### DATA FOR THIS TASK
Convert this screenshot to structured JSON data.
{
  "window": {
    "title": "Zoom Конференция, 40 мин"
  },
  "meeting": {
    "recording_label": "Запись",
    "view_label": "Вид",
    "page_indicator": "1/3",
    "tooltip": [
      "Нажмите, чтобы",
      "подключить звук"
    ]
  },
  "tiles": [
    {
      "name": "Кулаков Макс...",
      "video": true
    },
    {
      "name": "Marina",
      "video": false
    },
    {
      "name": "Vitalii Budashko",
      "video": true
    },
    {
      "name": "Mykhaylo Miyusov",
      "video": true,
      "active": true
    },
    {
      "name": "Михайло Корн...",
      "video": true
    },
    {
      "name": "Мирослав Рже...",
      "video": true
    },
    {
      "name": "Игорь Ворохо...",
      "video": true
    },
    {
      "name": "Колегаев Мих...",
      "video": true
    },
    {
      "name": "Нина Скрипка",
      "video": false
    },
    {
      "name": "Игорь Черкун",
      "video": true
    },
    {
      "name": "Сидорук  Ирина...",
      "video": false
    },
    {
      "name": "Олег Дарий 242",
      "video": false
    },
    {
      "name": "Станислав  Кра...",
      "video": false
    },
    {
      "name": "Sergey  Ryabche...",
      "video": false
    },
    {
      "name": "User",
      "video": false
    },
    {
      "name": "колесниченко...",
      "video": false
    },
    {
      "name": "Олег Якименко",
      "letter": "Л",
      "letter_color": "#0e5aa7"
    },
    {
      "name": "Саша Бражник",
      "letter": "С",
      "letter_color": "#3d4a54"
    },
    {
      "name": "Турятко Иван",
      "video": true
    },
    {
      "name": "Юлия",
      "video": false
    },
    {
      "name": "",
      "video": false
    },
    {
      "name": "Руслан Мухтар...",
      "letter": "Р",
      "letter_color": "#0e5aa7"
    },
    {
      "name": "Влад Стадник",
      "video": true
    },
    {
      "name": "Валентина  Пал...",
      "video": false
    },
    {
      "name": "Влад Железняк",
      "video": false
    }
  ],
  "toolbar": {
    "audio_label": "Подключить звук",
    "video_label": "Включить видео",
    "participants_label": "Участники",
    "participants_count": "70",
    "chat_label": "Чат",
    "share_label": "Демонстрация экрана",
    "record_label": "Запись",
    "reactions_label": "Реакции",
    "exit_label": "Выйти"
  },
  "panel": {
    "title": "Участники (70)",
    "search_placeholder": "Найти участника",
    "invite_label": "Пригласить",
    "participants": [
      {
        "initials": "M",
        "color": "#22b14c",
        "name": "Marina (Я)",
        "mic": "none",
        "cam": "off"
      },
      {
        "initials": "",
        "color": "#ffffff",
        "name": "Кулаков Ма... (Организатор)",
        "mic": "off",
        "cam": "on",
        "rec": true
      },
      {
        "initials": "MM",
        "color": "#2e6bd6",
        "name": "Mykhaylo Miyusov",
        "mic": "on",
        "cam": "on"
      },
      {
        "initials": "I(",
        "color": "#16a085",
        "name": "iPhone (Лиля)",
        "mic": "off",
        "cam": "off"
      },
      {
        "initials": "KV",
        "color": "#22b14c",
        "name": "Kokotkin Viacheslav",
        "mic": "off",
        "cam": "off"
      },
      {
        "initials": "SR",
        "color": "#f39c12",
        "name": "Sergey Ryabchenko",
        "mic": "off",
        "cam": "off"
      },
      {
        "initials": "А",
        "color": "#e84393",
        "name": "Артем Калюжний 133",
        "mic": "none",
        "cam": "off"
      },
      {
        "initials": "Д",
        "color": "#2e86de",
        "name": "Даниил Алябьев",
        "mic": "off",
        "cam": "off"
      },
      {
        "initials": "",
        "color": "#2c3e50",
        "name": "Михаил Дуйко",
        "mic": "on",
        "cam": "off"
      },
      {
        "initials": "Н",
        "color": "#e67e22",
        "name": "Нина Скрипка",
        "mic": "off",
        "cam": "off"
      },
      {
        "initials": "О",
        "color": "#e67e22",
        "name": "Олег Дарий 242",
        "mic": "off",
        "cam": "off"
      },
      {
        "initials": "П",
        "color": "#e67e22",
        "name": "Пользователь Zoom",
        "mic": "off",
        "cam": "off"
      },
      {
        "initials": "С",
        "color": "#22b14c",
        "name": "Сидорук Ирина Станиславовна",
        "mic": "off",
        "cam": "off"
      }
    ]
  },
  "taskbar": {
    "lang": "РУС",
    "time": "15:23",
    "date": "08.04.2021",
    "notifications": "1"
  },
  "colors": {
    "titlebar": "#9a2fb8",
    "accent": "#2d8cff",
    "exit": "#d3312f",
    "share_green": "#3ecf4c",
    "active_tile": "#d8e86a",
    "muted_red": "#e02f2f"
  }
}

### WHAT IS NEEDED
Search the data for the string "Кулаков" and copy each line where it appears.

### SOLUTION FOR THIS EXERCISE
      "name": "Кулаков Макс...",
        "name": "Кулаков Ма... (Организатор)",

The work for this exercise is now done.